==== Information supplied

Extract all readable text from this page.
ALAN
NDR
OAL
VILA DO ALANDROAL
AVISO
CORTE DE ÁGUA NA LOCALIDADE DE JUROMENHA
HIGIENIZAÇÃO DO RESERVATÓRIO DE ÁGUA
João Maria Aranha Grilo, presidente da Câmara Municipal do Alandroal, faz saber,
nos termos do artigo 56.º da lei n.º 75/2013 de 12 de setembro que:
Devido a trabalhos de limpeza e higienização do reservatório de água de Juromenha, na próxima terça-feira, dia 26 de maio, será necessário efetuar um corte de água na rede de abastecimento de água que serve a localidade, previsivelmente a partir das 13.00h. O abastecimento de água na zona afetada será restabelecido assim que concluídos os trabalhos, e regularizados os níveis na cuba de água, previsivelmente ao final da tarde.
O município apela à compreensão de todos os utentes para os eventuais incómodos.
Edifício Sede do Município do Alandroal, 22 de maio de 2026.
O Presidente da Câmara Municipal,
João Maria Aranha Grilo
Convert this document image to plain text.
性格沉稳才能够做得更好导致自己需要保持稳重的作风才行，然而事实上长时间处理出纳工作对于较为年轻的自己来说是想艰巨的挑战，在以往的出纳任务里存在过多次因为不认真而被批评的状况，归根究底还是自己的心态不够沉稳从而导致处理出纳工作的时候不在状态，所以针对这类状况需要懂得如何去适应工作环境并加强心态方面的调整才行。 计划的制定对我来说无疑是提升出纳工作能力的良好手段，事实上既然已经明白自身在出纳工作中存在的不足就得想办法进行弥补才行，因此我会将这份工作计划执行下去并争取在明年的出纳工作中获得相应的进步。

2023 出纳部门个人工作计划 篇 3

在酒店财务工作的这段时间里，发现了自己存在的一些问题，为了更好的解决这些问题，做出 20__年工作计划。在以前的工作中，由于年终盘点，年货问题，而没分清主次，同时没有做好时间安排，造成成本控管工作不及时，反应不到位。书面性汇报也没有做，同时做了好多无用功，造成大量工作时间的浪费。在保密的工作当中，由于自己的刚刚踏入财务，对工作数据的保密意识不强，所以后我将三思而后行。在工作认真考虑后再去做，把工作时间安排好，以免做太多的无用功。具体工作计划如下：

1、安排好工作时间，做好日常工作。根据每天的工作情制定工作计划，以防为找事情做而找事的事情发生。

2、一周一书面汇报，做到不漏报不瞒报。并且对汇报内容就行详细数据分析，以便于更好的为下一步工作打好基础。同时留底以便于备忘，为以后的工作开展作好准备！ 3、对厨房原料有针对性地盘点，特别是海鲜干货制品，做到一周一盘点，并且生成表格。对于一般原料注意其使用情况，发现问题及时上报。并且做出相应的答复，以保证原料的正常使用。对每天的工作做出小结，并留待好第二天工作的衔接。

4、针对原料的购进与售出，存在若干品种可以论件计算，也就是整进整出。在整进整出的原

========

## Exercise brief
Reproduce each entry above exactly, keeping every word.

## Solution to the exercise
Extract all readable text from this page.
ALAN
NDR
OAL
VILA DO ALANDROAL
AVISO
CORTE DE ÁGUA NA LOCALIDADE DE JUROMENHA
HIGIENIZAÇÃO DO RESERVATÓRIO DE ÁGUA
João Maria Aranha Grilo, presidente da Câmara Municipal do Alandroal, faz saber,
nos termos do artigo 56.º da lei n.º 75/2013 de 12 de setembro que:
Devido a trabalhos de limpeza e higienização do reservatório de água de Juromenha, na próxima terça-feira, dia 26 de maio, será necessário efetuar um corte de água na rede de abastecimento de água que serve a localidade, previsivelmente a partir das 13.00h. O abastecimento de água na zona afetada será restabelecido assim que concluídos os trabalhos, e regularizados os níveis na cuba de água, previsivelmente ao final da tarde.
O município apela à compreensão de todos os utentes para os eventuais incómodos.
Edifício Sede do Município do Alandroal, 22 de maio de 2026.
O Presidente da Câmara Municipal,
João Maria Aranha Grilo
Convert this document image to plain text.
性格沉稳才能够做得更好导致自己需要保持稳重的作风才行，然而事实上长时间处理出纳工作对于较为年轻的自己来说是想艰巨的挑战，在以往的出纳任务里存在过多次因为不认真而被批评的状况，归根究底还是自己的心态不够沉稳从而导致处理出纳工作的时候不在状态，所以针对这类状况需要懂得如何去适应工作环境并加强心态方面的调整才行。 计划的制定对我来说无疑是提升出纳工作能力的良好手段，事实上既然已经明白自身在出纳工作中存在的不足就得想办法进行弥补才行，因此我会将这份工作计划执行下去并争取在明年的出纳工作中获得相应的进步。

2023 出纳部门个人工作计划 篇 3

在酒店财务工作的这段时间里，发现了自己存在的一些问题，为了更好的解决这些问题，做出 20__年工作计划。在以前的工作中，由于年终盘点，年货问题，而没分清主次，同时没有做好时间安排，造成成本控管工作不及时，反应不到位。书面性汇报也没有做，同时做了好多无用功，造成大量工作时间的浪费。在保密的工作当中，由于自己的刚刚踏入财务，对工作数据的保密意识不强，所以后我将三思而后行。在工作认真考虑后再去做，把工作时间安排好，以免做太多的无用功。具体工作计划如下：

1、安排好工作时间，做好日常工作。根据每天的工作情制定工作计划，以防为找事情做而找事的事情发生。

2、一周一书面汇报，做到不漏报不瞒报。并且对汇报内容就行详细数据分析，以便于更好的为下一步工作打好基础。同时留底以便于备忘，为以后的工作开展作好准备！ 3、对厨房原料有针对性地盘点，特别是海鲜干货制品，做到一周一盘点，并且生成表格。对于一般原料注意其使用情况，发现问题及时上报。并且做出相应的答复，以保证原料的正常使用。对每天的工作做出小结，并留待好第二天工作的衔接。

4、针对原料的购进与售出，存在若干品种可以论件计算，也就是整进整出。在整进整出的原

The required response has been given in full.